TASK BRIEF —
From the listing below, select every line where the word "audio" appears.

(Extracted data entries)
★ ★ ★
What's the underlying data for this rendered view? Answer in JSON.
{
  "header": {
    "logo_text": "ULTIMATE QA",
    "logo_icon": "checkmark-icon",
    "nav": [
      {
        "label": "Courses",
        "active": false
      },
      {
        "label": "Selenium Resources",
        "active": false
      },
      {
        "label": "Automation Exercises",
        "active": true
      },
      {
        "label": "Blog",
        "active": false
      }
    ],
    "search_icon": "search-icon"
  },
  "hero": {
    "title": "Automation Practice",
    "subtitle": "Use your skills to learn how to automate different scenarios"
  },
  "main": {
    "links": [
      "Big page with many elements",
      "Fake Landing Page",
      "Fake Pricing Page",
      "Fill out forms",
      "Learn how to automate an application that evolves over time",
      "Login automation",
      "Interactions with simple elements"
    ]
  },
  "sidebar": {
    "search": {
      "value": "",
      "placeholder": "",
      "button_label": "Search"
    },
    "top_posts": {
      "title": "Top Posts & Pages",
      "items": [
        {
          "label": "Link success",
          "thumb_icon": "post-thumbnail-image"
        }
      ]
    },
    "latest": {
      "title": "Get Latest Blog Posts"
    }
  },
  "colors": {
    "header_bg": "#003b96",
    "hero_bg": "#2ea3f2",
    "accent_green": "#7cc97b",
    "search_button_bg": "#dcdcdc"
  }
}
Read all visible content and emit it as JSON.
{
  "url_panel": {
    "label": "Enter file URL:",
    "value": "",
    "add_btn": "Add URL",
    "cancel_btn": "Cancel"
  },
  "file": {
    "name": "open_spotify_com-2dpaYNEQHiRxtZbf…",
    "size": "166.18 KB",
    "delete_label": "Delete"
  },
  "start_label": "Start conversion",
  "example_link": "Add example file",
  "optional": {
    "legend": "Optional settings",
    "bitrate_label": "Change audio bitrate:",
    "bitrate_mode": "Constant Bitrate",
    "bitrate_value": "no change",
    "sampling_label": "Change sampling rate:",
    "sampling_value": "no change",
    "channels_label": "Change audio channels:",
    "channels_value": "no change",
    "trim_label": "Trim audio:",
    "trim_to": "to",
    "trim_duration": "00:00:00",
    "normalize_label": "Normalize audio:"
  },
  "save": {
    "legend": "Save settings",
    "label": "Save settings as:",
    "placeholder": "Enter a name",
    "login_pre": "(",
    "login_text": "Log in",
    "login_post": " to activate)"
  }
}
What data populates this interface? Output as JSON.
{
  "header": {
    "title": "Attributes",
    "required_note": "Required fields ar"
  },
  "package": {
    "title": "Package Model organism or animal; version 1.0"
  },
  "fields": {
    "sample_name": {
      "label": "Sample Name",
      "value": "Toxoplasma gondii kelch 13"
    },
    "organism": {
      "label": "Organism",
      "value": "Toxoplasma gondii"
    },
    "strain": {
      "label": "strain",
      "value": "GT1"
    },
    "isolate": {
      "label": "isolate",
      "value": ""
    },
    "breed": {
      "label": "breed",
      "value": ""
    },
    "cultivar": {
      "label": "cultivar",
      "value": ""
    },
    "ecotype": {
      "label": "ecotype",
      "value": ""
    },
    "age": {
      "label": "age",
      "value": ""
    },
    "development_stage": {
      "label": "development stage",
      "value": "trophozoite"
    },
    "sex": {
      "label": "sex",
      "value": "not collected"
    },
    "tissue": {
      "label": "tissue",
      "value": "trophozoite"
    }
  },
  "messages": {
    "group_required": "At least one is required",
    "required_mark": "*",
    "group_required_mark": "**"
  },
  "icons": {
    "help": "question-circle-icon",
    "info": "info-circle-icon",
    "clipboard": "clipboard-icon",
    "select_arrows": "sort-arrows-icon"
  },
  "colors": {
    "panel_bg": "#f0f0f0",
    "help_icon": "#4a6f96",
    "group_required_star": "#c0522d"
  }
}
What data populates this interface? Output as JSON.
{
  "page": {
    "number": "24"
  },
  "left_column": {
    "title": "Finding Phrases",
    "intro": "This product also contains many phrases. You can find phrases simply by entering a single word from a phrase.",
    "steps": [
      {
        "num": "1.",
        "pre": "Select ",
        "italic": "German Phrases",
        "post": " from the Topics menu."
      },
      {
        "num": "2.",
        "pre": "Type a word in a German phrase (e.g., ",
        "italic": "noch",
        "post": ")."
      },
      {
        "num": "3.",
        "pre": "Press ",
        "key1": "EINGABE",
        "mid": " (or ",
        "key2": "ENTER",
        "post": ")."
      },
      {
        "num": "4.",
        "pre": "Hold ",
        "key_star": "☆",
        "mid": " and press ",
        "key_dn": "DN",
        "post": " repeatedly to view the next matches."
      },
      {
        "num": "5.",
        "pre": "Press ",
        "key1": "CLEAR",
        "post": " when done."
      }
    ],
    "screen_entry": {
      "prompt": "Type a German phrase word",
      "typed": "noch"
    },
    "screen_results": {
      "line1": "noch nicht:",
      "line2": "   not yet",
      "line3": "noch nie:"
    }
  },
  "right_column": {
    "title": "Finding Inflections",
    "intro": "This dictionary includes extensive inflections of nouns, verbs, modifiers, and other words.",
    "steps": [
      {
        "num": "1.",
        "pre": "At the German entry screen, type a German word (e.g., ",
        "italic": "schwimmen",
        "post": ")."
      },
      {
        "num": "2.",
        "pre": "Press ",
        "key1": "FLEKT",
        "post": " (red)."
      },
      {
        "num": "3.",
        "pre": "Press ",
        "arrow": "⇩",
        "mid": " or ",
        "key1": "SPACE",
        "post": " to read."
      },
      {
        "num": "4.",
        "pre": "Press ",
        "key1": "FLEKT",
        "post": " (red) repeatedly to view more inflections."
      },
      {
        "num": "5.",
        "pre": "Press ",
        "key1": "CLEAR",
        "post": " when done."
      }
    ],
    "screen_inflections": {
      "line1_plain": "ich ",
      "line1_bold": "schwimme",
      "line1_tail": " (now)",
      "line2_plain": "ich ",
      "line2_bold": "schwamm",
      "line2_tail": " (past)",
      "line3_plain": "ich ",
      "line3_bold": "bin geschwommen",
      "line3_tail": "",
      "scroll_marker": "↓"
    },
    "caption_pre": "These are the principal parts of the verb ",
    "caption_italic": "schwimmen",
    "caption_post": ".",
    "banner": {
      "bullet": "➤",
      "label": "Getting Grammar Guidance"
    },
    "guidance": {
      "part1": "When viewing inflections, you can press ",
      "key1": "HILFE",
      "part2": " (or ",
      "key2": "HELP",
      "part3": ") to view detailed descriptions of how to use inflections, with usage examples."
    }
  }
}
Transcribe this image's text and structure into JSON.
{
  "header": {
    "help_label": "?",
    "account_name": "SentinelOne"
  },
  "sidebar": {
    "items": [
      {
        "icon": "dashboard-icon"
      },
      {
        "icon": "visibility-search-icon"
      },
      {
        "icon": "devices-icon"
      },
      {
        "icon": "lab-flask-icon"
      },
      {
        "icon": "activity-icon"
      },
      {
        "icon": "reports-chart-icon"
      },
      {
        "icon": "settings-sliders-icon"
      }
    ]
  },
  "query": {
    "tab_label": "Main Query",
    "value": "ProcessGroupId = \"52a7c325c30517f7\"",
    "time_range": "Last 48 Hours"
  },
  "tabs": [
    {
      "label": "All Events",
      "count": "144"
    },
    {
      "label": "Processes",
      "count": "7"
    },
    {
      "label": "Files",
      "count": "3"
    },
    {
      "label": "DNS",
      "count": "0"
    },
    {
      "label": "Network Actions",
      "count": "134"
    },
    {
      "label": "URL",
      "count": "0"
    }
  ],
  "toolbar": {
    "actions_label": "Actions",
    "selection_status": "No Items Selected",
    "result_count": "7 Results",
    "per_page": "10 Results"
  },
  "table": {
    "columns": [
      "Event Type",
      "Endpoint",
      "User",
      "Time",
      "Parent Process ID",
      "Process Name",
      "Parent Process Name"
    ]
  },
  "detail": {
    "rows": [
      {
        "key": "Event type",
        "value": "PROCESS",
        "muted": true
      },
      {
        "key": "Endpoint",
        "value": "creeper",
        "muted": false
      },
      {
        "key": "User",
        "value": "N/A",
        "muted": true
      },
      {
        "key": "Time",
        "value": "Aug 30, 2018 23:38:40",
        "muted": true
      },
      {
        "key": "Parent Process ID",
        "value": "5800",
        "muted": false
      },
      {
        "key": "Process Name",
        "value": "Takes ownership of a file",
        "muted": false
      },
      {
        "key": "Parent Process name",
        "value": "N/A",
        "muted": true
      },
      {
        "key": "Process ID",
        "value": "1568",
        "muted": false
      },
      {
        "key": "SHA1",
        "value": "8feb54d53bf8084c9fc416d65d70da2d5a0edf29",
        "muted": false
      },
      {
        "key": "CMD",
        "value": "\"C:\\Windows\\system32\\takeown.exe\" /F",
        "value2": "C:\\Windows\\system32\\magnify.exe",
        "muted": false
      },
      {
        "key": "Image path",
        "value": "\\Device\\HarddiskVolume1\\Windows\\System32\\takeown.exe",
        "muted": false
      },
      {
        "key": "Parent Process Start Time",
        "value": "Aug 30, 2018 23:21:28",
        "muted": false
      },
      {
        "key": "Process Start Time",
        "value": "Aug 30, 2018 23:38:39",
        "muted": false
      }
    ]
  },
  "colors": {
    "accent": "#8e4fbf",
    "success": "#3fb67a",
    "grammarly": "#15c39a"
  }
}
★ ★ ★
THE SOLUTION —
    "bitrate_label": "Change audio bitrate:",
    "channels_label": "Change audio channels:",
    "trim_label": "Trim audio:",
    "normalize_label": "Normalize audio:"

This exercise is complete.